● What to produce
List every database named in the TCEP and hyperuricemia study summary below.

Effects of tris(2-chloroethyl)phosphate on hyperuricemia revealed by network toxicology and in vitro experimental validation

As a commonly used flame retardant in numerous products, it is inevitable that tris(2-chloroethyl)phosphate (TCEP) is released into the surrounding environment during its use. This process gives rise to potential environmental concerns that must be addressed. In recent years, there has been significant interest in the role of TCEP in the development of hyperuricemia (HUA). However, the specific mechanisms by which TCEP contributes to this condition remain to be fully elucidated. In this study, we have employed a combination of network toxicology and in vitro experiments to investigate the potential effects of TCEP on HUA and its mechanism of action. Through systematic analysis of GeneCards, OMIM, Swiss Target Prediction, and CHEMBL databases, a total of 242 TCEP-induced HUA targets were identified. Utilizing the STRING and DAVID databases further elucidated the core targets and associated signaling pathways of TCEP in relation to HUA. The molecular docking assay results demonstrated that TCEP exhibits binding activity with the selected targets. In vitro, our findings revealed that TCEP exacerbates HUA by amplifying the inflammatory response and upregulating the mRNA expression levels of GLUT9 and URAT1. The present study provides a new perspective and theoretical basis for the in-depth understanding of the molecular mechanism of TCEP affecting HUA, and helps to further understand the pathogenesis of HUA and the role of environmental factors.

(Extracted data records)
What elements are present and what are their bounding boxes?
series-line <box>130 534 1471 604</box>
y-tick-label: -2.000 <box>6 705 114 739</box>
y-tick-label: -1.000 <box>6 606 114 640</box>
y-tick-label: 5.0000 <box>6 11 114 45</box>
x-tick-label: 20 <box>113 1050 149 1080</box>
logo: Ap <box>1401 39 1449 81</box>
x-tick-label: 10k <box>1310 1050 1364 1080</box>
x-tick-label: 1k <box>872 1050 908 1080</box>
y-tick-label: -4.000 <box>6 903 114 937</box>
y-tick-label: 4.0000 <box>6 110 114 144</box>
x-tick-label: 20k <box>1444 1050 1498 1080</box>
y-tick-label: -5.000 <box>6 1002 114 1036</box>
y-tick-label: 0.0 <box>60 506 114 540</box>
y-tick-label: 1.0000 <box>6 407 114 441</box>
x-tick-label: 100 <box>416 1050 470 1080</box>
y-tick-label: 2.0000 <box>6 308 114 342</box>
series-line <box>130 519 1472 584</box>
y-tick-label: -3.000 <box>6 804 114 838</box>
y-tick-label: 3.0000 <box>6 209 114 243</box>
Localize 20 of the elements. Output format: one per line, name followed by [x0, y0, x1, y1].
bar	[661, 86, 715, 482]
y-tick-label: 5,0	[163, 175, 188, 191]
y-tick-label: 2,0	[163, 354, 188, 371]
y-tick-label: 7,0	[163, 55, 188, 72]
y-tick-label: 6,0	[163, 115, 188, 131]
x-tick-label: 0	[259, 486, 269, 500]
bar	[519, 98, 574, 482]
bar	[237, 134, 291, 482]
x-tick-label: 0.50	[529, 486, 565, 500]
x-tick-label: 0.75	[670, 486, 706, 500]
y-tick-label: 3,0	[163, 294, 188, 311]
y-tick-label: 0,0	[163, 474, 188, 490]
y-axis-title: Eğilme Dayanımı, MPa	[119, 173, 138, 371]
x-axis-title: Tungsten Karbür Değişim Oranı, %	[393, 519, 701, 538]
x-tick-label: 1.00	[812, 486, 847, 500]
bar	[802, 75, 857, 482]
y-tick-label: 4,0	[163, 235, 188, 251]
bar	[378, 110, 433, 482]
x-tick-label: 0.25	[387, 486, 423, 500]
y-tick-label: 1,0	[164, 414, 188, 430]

● Output for this exercise
GeneCards, OMIM, Swiss Target Prediction, CHEMBL, STRING, DAVID